Goal -
Each record below should appear again exactly as written.

[Raw records]
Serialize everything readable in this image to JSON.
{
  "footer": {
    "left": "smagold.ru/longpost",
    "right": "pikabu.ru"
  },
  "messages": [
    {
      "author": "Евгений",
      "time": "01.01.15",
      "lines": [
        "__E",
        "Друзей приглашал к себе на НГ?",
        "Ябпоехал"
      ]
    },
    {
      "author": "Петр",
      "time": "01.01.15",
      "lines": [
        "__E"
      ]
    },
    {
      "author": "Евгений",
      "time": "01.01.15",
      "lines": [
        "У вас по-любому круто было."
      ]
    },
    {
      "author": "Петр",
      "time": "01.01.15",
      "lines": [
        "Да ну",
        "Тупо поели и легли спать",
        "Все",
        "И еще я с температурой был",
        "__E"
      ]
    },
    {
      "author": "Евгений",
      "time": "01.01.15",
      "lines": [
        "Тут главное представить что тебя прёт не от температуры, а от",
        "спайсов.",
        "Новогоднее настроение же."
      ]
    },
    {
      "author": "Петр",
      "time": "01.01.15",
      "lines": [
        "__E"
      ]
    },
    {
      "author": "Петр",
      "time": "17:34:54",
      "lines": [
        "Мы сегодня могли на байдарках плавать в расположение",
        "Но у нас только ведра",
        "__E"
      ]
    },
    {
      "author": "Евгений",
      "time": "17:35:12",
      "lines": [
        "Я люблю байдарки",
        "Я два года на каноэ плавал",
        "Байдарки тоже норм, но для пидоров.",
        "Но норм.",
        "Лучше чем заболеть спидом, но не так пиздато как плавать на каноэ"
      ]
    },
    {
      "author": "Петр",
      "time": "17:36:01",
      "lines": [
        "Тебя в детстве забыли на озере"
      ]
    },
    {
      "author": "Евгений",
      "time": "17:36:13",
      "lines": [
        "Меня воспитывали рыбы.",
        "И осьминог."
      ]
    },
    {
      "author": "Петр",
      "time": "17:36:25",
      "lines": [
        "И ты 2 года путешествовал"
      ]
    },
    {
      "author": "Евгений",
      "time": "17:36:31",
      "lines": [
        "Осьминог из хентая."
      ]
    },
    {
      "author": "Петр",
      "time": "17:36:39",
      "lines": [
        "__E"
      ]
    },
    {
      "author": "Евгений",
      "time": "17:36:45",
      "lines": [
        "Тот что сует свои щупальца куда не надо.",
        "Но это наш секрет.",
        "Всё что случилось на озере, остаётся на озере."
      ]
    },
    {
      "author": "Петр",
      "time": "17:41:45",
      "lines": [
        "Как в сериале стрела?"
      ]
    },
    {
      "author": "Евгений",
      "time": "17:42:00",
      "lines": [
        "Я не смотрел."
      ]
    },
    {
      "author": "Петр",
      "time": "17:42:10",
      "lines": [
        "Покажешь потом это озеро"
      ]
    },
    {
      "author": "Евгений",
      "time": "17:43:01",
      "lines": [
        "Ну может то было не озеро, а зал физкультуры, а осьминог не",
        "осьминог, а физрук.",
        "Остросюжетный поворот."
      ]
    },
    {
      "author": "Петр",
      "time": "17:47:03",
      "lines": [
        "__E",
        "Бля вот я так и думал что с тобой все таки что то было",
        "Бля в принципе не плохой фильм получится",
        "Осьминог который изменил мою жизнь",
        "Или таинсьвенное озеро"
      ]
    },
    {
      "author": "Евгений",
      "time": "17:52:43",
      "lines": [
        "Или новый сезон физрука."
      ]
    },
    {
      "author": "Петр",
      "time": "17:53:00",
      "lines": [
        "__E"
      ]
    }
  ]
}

Result of the exercise -
Serialize everything readable in this image to JSON.
{
  "footer": {
    "left": "smagold.ru/longpost",
    "right": "pikabu.ru"
  },
  "messages": [
    {
      "author": "Евгений",
      "time": "01.01.15",
      "lines": [
        "__E",
        "Друзей приглашал к себе на НГ?",
        "Ябпоехал"
      ]
    },
    {
      "author": "Петр",
      "time": "01.01.15",
      "lines": [
        "__E"
      ]
    },
    {
      "author": "Евгений",
      "time": "01.01.15",
      "lines": [
        "У вас по-любому круто было."
      ]
    },
    {
      "author": "Петр",
      "time": "01.01.15",
      "lines": [
        "Да ну",
        "Тупо поели и легли спать",
        "Все",
        "И еще я с температурой был",
        "__E"
      ]
    },
    {
      "author": "Евгений",
      "time": "01.01.15",
      "lines": [
        "Тут главное представить что тебя прёт не от температуры, а от",
        "спайсов.",
        "Новогоднее настроение же."
      ]
    },
    {
      "author": "Петр",
      "time": "01.01.15",
      "lines": [
        "__E"
      ]
    },
    {
      "author": "Петр",
      "time": "17:34:54",
      "lines": [
        "Мы сегодня могли на байдарках плавать в расположение",
        "Но у нас только ведра",
        "__E"
      ]
    },
    {
      "author": "Евгений",
      "time": "17:35:12",
      "lines": [
        "Я люблю байдарки",
        "Я два года на каноэ плавал",
        "Байдарки тоже норм, но для пидоров.",
        "Но норм.",
        "Лучше чем заболеть спидом, но не так пиздато как плавать на каноэ"
      ]
    },
    {
      "author": "Петр",
      "time": "17:36:01",
      "lines": [
        "Тебя в детстве забыли на озере"
      ]
    },
    {
      "author": "Евгений",
      "time": "17:36:13",
      "lines": [
        "Меня воспитывали рыбы.",
        "И осьминог."
      ]
    },
    {
      "author": "Петр",
      "time": "17:36:25",
      "lines": [
        "И ты 2 года путешествовал"
      ]
    },
    {
      "author": "Евгений",
      "time": "17:36:31",
      "lines": [
        "Осьминог из хентая."
      ]
    },
    {
      "author": "Петр",
      "time": "17:36:39",
      "lines": [
        "__E"
      ]
    },
    {
      "author": "Евгений",
      "time": "17:36:45",
      "lines": [
        "Тот что сует свои щупальца куда не надо.",
        "Но это наш секрет.",
        "Всё что случилось на озере, остаётся на озере."
      ]
    },
    {
      "author": "Петр",
      "time": "17:41:45",
      "lines": [
        "Как в сериале стрела?"
      ]
    },
    {
      "author": "Евгений",
      "time": "17:42:00",
      "lines": [
        "Я не смотрел."
      ]
    },
    {
      "author": "Петр",
      "time": "17:42:10",
      "lines": [
        "Покажешь потом это озеро"
      ]
    },
    {
      "author": "Евгений",
      "time": "17:43:01",
      "lines": [
        "Ну может то было не озеро, а зал физкультуры, а осьминог не",
        "осьминог, а физрук.",
        "Остросюжетный поворот."
      ]
    },
    {
      "author": "Петр",
      "time": "17:47:03",
      "lines": [
        "__E",
        "Бля вот я так и думал что с тобой все таки что то было",
        "Бля в принципе не плохой фильм получится",
        "Осьминог который изменил мою жизнь",
        "Или таинсьвенное озеро"
      ]
    },
    {
      "author": "Евгений",
      "time": "17:52:43",
      "lines": [
        "Или новый сезон физрука."
      ]
    },
    {
      "author": "Петр",
      "time": "17:53:00",
      "lines": [
        "__E"
      ]
    }
  ]
}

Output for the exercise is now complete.